# [What to produce]
Write out the entries below once more, exactly.

# [Collected data]
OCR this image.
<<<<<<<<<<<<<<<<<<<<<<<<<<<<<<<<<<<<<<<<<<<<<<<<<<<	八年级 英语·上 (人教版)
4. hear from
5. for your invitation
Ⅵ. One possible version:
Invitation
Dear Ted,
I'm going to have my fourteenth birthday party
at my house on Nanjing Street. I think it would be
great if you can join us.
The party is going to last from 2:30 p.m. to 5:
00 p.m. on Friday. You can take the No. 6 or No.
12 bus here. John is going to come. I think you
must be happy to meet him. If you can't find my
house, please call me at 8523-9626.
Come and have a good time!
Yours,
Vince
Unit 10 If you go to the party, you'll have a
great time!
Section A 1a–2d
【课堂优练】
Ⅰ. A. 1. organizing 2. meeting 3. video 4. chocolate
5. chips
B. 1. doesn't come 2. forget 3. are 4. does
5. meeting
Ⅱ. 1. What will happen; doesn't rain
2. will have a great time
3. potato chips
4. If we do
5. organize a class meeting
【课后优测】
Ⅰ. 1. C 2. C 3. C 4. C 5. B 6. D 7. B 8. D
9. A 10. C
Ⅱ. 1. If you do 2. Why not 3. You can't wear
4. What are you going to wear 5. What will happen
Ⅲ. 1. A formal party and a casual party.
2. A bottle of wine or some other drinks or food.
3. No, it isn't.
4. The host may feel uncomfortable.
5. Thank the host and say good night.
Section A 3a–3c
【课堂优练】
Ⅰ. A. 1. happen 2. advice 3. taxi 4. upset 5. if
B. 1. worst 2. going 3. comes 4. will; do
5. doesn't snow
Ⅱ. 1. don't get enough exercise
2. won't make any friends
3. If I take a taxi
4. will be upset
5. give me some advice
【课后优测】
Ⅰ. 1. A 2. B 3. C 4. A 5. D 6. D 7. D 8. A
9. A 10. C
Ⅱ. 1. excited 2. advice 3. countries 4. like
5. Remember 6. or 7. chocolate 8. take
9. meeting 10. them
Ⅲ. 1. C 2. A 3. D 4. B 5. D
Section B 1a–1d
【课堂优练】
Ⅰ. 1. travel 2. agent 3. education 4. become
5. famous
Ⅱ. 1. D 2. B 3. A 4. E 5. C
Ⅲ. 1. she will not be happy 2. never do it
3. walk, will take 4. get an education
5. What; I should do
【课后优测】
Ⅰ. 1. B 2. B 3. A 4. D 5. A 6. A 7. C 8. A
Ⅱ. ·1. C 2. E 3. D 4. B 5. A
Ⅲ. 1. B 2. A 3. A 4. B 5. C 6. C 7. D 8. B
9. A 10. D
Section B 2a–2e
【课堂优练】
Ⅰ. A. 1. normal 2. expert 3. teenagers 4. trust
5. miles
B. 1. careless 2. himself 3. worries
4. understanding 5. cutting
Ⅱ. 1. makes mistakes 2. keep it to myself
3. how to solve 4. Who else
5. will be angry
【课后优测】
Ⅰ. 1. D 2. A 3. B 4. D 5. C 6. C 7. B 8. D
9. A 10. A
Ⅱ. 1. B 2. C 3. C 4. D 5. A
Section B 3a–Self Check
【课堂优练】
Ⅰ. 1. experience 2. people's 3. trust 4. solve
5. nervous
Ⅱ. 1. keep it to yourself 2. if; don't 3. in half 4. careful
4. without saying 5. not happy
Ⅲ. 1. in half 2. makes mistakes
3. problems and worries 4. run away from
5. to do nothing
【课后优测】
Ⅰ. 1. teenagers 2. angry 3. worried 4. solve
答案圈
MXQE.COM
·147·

# [The result]
OCR this image.
<<<<<<<<<<<<<<<<<<<<<<<<<<<<<<<<<<<<<<<<<<<<<<<<<<<	八年级 英语·上 (人教版)
4. hear from
5. for your invitation
Ⅵ. One possible version:
Invitation
Dear Ted,
I'm going to have my fourteenth birthday party
at my house on Nanjing Street. I think it would be
great if you can join us.
The party is going to last from 2:30 p.m. to 5:
00 p.m. on Friday. You can take the No. 6 or No.
12 bus here. John is going to come. I think you
must be happy to meet him. If you can't find my
house, please call me at 8523-9626.
Come and have a good time!
Yours,
Vince
Unit 10 If you go to the party, you'll have a
great time!
Section A 1a–2d
【课堂优练】
Ⅰ. A. 1. organizing 2. meeting 3. video 4. chocolate
5. chips
B. 1. doesn't come 2. forget 3. are 4. does
5. meeting
Ⅱ. 1. What will happen; doesn't rain
2. will have a great time
3. potato chips
4. If we do
5. organize a class meeting
【课后优测】
Ⅰ. 1. C 2. C 3. C 4. C 5. B 6. D 7. B 8. D
9. A 10. C
Ⅱ. 1. If you do 2. Why not 3. You can't wear
4. What are you going to wear 5. What will happen
Ⅲ. 1. A formal party and a casual party.
2. A bottle of wine or some other drinks or food.
3. No, it isn't.
4. The host may feel uncomfortable.
5. Thank the host and say good night.
Section A 3a–3c
【课堂优练】
Ⅰ. A. 1. happen 2. advice 3. taxi 4. upset 5. if
B. 1. worst 2. going 3. comes 4. will; do
5. doesn't snow
Ⅱ. 1. don't get enough exercise
2. won't make any friends
3. If I take a taxi
4. will be upset
5. give me some advice
【课后优测】
Ⅰ. 1. A 2. B 3. C 4. A 5. D 6. D 7. D 8. A
9. A 10. C
Ⅱ. 1. excited 2. advice 3. countries 4. like
5. Remember 6. or 7. chocolate 8. take
9. meeting 10. them
Ⅲ. 1. C 2. A 3. D 4. B 5. D
Section B 1a–1d
【课堂优练】
Ⅰ. 1. travel 2. agent 3. education 4. become
5. famous
Ⅱ. 1. D 2. B 3. A 4. E 5. C
Ⅲ. 1. she will not be happy 2. never do it
3. walk, will take 4. get an education
5. What; I should do
【课后优测】
Ⅰ. 1. B 2. B 3. A 4. D 5. A 6. A 7. C 8. A
Ⅱ. ·1. C 2. E 3. D 4. B 5. A
Ⅲ. 1. B 2. A 3. A 4. B 5. C 6. C 7. D 8. B
9. A 10. D
Section B 2a–2e
【课堂优练】
Ⅰ. A. 1. normal 2. expert 3. teenagers 4. trust
5. miles
B. 1. careless 2. himself 3. worries
4. understanding 5. cutting
Ⅱ. 1. makes mistakes 2. keep it to myself
3. how to solve 4. Who else
5. will be angry
【课后优测】
Ⅰ. 1. D 2. A 3. B 4. D 5. C 6. C 7. B 8. D
9. A 10. A
Ⅱ. 1. B 2. C 3. C 4. D 5. A
Section B 3a–Self Check
【课堂优练】
Ⅰ. 1. experience 2. people's 3. trust 4. solve
5. nervous
Ⅱ. 1. keep it to yourself 2. if; don't 3. in half 4. careful
4. without saying 5. not happy
Ⅲ. 1. in half 2. makes mistakes
3. problems and worries 4. run away from
5. to do nothing
【课后优测】
Ⅰ. 1. teenagers 2. angry 3. worried 4. solve
答案圈
MXQE.COM
·147·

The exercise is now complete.